_Data excerpts_
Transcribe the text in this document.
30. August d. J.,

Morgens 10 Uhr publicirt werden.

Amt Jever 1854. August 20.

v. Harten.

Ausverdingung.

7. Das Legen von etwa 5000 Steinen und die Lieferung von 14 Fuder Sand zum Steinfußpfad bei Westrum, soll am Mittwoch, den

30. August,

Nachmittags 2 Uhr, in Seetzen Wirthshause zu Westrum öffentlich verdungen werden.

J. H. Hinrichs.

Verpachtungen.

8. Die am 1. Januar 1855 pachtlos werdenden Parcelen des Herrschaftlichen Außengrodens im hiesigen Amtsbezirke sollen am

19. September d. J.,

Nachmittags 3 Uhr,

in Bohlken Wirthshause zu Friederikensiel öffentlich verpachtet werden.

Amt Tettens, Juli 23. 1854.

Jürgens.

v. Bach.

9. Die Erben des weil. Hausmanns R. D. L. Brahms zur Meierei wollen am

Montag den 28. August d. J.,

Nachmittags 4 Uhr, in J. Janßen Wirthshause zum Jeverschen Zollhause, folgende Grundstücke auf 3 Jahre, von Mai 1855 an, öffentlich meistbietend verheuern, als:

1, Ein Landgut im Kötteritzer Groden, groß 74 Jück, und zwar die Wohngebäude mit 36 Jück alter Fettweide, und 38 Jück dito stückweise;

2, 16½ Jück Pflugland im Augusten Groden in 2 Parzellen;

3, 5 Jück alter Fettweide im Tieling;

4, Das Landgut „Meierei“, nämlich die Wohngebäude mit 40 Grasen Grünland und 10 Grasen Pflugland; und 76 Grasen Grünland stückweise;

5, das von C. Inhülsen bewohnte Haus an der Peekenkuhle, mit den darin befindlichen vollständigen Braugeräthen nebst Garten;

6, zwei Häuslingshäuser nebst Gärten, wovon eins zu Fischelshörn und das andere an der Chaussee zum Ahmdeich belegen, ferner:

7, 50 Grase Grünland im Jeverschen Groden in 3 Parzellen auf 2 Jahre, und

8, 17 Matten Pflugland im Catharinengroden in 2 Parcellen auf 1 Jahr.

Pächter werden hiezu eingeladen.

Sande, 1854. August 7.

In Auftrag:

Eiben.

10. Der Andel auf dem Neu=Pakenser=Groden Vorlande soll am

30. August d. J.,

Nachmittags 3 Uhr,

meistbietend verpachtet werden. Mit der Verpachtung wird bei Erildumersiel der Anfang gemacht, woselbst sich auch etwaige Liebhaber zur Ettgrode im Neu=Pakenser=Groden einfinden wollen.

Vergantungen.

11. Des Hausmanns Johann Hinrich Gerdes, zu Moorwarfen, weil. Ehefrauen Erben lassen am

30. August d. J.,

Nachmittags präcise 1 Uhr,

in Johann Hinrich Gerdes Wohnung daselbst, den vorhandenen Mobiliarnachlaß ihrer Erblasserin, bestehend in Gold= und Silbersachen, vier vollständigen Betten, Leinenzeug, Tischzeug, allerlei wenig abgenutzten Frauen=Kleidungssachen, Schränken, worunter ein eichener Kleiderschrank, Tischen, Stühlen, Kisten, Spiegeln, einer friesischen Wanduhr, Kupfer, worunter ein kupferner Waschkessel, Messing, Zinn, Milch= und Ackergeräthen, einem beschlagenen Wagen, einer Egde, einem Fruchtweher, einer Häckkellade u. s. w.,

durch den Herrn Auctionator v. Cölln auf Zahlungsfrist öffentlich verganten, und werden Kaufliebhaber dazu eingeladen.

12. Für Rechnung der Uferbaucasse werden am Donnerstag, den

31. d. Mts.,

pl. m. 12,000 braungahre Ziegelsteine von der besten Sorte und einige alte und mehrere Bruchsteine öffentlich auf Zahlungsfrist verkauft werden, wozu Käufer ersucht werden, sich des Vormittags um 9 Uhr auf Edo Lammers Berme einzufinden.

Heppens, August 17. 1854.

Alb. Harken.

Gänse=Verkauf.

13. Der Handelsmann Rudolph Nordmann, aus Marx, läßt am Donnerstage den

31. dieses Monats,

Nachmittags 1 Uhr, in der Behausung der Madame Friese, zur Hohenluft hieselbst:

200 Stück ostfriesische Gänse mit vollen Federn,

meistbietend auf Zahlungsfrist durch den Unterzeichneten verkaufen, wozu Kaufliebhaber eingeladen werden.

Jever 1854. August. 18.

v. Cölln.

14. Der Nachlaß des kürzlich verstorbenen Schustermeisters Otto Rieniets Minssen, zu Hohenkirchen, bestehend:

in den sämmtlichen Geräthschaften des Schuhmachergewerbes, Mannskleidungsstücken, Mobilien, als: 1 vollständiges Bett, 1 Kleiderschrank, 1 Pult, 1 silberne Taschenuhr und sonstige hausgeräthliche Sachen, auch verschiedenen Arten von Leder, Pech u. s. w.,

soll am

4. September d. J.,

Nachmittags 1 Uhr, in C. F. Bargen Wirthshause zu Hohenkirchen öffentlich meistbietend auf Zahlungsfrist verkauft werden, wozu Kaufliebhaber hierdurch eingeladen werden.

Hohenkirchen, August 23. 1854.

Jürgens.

_Task brief_
All records above must be set down exactly, please.

_Correct response_
Transcribe the text in this document.
30. August d. J.,

Morgens 10 Uhr publicirt werden.

Amt Jever 1854. August 20.

v. Harten.

Ausverdingung.

7. Das Legen von etwa 5000 Steinen und die Lieferung von 14 Fuder Sand zum Steinfußpfad bei Westrum, soll am Mittwoch, den

30. August,

Nachmittags 2 Uhr, in Seetzen Wirthshause zu Westrum öffentlich verdungen werden.

J. H. Hinrichs.

Verpachtungen.

8. Die am 1. Januar 1855 pachtlos werdenden Parcelen des Herrschaftlichen Außengrodens im hiesigen Amtsbezirke sollen am

19. September d. J.,

Nachmittags 3 Uhr,

in Bohlken Wirthshause zu Friederikensiel öffentlich verpachtet werden.

Amt Tettens, Juli 23. 1854.

Jürgens.

v. Bach.

9. Die Erben des weil. Hausmanns R. D. L. Brahms zur Meierei wollen am

Montag den 28. August d. J.,

Nachmittags 4 Uhr, in J. Janßen Wirthshause zum Jeverschen Zollhause, folgende Grundstücke auf 3 Jahre, von Mai 1855 an, öffentlich meistbietend verheuern, als:

1, Ein Landgut im Kötteritzer Groden, groß 74 Jück, und zwar die Wohngebäude mit 36 Jück alter Fettweide, und 38 Jück dito stückweise;

2, 16½ Jück Pflugland im Augusten Groden in 2 Parzellen;

3, 5 Jück alter Fettweide im Tieling;

4, Das Landgut „Meierei“, nämlich die Wohngebäude mit 40 Grasen Grünland und 10 Grasen Pflugland; und 76 Grasen Grünland stückweise;

5, das von C. Inhülsen bewohnte Haus an der Peekenkuhle, mit den darin befindlichen vollständigen Braugeräthen nebst Garten;

6, zwei Häuslingshäuser nebst Gärten, wovon eins zu Fischelshörn und das andere an der Chaussee zum Ahmdeich belegen, ferner:

7, 50 Grase Grünland im Jeverschen Groden in 3 Parzellen auf 2 Jahre, und

8, 17 Matten Pflugland im Catharinengroden in 2 Parcellen auf 1 Jahr.

Pächter werden hiezu eingeladen.

Sande, 1854. August 7.

In Auftrag:

Eiben.

10. Der Andel auf dem Neu=Pakenser=Groden Vorlande soll am

30. August d. J.,

Nachmittags 3 Uhr,

meistbietend verpachtet werden. Mit der Verpachtung wird bei Erildumersiel der Anfang gemacht, woselbst sich auch etwaige Liebhaber zur Ettgrode im Neu=Pakenser=Groden einfinden wollen.

Vergantungen.

11. Des Hausmanns Johann Hinrich Gerdes, zu Moorwarfen, weil. Ehefrauen Erben lassen am

30. August d. J.,

Nachmittags präcise 1 Uhr,

in Johann Hinrich Gerdes Wohnung daselbst, den vorhandenen Mobiliarnachlaß ihrer Erblasserin, bestehend in Gold= und Silbersachen, vier vollständigen Betten, Leinenzeug, Tischzeug, allerlei wenig abgenutzten Frauen=Kleidungssachen, Schränken, worunter ein eichener Kleiderschrank, Tischen, Stühlen, Kisten, Spiegeln, einer friesischen Wanduhr, Kupfer, worunter ein kupferner Waschkessel, Messing, Zinn, Milch= und Ackergeräthen, einem beschlagenen Wagen, einer Egde, einem Fruchtweher, einer Häckkellade u. s. w.,

durch den Herrn Auctionator v. Cölln auf Zahlungsfrist öffentlich verganten, und werden Kaufliebhaber dazu eingeladen.

12. Für Rechnung der Uferbaucasse werden am Donnerstag, den

31. d. Mts.,

pl. m. 12,000 braungahre Ziegelsteine von der besten Sorte und einige alte und mehrere Bruchsteine öffentlich auf Zahlungsfrist verkauft werden, wozu Käufer ersucht werden, sich des Vormittags um 9 Uhr auf Edo Lammers Berme einzufinden.

Heppens, August 17. 1854.

Alb. Harken.

Gänse=Verkauf.

13. Der Handelsmann Rudolph Nordmann, aus Marx, läßt am Donnerstage den

31. dieses Monats,

Nachmittags 1 Uhr, in der Behausung der Madame Friese, zur Hohenluft hieselbst:

200 Stück ostfriesische Gänse mit vollen Federn,

meistbietend auf Zahlungsfrist durch den Unterzeichneten verkaufen, wozu Kaufliebhaber eingeladen werden.

Jever 1854. August. 18.

v. Cölln.

14. Der Nachlaß des kürzlich verstorbenen Schustermeisters Otto Rieniets Minssen, zu Hohenkirchen, bestehend:

in den sämmtlichen Geräthschaften des Schuhmachergewerbes, Mannskleidungsstücken, Mobilien, als: 1 vollständiges Bett, 1 Kleiderschrank, 1 Pult, 1 silberne Taschenuhr und sonstige hausgeräthliche Sachen, auch verschiedenen Arten von Leder, Pech u. s. w.,

soll am

4. September d. J.,

Nachmittags 1 Uhr, in C. F. Bargen Wirthshause zu Hohenkirchen öffentlich meistbietend auf Zahlungsfrist verkauft werden, wozu Kaufliebhaber hierdurch eingeladen werden.

Hohenkirchen, August 23. 1854.

Jürgens.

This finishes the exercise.